### Supplied information:
--

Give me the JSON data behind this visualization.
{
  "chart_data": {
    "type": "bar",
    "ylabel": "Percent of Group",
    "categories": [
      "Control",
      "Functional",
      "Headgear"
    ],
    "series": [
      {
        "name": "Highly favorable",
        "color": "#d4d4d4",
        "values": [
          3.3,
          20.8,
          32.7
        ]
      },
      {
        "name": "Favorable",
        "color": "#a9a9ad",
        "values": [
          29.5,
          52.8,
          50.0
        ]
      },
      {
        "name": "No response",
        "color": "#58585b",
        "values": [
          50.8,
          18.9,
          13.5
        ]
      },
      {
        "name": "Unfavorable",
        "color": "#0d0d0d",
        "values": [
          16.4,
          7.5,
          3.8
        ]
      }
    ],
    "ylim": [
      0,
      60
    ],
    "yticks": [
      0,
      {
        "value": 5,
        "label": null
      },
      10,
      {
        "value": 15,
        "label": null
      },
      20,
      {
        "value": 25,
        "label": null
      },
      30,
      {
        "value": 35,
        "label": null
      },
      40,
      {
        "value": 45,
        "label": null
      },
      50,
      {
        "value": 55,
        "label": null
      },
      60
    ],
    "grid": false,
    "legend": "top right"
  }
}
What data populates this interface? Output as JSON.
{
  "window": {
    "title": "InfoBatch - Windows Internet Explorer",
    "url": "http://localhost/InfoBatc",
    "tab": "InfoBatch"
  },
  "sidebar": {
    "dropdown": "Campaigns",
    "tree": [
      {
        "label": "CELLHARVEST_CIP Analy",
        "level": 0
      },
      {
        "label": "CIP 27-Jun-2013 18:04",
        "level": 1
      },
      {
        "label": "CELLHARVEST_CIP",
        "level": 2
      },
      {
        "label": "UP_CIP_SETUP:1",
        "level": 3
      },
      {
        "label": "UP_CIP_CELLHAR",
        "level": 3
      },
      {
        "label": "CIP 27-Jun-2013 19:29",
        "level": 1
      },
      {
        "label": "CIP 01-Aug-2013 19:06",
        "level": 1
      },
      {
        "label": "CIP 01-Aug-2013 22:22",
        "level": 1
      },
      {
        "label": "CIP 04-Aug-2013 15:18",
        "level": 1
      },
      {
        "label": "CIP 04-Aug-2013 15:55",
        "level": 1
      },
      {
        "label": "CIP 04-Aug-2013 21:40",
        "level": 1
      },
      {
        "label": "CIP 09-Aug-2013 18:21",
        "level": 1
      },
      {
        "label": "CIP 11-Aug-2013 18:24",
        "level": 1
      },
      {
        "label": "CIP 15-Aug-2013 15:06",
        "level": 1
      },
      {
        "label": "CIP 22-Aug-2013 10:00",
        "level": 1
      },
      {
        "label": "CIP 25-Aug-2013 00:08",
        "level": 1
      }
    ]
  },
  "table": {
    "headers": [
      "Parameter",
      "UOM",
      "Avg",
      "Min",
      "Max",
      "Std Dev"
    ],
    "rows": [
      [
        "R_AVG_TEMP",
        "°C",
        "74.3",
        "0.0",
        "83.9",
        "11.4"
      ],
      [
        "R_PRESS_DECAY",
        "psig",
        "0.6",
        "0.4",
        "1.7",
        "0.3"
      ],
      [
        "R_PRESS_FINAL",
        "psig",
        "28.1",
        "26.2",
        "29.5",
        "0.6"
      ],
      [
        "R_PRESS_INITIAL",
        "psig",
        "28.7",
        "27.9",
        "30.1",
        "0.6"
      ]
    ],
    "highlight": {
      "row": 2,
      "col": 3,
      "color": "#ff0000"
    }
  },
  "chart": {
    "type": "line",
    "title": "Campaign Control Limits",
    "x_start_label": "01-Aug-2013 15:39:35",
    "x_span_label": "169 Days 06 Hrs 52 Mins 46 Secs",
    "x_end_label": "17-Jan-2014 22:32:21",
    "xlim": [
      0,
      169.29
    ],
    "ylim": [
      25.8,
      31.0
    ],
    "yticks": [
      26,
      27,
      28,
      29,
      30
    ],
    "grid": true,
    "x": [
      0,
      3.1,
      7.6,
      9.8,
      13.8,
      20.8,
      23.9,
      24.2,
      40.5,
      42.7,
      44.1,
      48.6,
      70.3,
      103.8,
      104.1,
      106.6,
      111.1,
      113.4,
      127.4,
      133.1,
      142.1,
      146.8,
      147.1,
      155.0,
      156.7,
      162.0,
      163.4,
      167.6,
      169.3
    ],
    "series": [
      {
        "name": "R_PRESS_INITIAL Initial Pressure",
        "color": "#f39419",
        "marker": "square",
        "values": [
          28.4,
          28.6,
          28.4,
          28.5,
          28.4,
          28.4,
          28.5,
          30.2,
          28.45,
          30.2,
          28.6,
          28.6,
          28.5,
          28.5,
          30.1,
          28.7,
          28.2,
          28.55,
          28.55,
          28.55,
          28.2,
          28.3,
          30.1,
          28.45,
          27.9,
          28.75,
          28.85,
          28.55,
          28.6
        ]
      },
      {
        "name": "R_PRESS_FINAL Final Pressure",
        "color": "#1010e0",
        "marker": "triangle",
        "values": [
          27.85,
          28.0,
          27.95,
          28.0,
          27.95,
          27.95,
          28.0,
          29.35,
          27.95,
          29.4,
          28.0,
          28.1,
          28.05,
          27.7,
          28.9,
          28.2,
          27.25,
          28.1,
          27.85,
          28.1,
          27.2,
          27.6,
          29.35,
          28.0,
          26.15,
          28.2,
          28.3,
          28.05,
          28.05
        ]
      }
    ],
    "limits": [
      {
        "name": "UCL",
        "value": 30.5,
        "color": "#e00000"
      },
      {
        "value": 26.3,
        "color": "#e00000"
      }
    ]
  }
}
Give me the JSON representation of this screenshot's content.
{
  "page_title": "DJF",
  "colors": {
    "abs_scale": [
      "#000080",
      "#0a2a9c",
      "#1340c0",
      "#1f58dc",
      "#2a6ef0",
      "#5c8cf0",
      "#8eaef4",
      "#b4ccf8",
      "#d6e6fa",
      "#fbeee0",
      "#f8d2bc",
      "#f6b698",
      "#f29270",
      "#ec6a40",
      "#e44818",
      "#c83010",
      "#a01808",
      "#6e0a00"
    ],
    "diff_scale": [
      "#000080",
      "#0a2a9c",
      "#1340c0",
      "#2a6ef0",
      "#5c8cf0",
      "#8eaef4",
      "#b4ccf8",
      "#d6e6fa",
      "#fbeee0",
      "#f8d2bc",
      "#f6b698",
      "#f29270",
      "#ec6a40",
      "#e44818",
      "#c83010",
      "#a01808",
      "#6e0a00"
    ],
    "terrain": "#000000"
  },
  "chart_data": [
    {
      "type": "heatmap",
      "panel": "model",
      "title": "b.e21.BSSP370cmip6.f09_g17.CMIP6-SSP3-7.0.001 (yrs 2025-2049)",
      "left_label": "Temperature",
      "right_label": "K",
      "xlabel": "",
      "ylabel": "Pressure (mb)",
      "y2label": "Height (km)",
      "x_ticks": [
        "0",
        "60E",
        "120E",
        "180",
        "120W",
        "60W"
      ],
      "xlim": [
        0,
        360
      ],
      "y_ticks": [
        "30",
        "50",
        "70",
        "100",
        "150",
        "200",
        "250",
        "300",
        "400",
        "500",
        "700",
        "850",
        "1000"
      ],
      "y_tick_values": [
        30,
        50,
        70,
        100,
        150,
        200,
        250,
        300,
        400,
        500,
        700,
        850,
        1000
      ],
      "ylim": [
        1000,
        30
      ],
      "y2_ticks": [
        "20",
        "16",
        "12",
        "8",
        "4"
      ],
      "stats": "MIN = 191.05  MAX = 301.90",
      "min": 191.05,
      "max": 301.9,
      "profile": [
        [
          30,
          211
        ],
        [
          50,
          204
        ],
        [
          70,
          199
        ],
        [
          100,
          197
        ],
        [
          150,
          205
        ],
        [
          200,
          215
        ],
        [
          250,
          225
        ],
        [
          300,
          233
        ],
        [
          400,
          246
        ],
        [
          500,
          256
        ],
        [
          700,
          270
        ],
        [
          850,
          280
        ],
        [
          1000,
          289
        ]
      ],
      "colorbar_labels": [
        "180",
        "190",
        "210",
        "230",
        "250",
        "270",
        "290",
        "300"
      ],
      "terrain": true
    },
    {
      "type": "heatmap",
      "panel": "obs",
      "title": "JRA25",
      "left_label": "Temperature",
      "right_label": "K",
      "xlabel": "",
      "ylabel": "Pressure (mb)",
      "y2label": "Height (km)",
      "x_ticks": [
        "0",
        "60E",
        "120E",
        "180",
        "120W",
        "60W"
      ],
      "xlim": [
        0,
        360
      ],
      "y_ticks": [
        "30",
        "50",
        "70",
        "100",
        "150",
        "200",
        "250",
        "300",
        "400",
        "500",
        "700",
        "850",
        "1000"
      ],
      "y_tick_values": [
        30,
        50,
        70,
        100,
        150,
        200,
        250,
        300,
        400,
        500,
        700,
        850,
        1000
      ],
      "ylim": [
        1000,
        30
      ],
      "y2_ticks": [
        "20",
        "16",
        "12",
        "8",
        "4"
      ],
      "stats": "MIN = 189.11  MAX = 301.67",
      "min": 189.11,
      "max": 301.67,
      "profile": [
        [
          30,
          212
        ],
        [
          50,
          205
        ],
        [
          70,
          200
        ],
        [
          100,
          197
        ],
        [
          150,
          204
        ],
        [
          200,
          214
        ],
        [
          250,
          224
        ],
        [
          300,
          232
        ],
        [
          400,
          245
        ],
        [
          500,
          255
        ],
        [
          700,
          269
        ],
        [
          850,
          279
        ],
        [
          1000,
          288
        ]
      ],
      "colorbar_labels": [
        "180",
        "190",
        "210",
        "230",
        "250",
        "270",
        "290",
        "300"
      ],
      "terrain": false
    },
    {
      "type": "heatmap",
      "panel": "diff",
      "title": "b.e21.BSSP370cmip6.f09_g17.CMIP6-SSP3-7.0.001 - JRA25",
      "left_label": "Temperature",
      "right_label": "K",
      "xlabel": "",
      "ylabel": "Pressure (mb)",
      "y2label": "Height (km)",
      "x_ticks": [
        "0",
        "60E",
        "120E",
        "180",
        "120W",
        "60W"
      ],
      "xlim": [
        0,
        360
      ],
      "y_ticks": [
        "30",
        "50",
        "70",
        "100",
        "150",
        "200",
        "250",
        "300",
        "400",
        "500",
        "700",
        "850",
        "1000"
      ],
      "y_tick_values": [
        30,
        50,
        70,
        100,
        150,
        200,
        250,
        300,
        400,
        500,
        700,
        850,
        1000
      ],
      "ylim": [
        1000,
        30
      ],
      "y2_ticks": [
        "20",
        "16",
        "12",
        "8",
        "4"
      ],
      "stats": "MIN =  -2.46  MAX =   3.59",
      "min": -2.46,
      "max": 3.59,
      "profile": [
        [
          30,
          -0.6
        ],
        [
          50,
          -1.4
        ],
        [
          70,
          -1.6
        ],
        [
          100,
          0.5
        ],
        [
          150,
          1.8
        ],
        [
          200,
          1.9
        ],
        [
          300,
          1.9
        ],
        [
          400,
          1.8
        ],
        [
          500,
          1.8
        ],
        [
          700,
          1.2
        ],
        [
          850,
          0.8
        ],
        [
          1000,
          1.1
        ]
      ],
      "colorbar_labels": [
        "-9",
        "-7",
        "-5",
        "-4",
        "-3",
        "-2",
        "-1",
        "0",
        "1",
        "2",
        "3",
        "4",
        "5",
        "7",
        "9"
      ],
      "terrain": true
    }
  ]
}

--

Of the lines in the data, how many contain the word "terrain"? Provide the number and nothing further.

### Problem solution:
4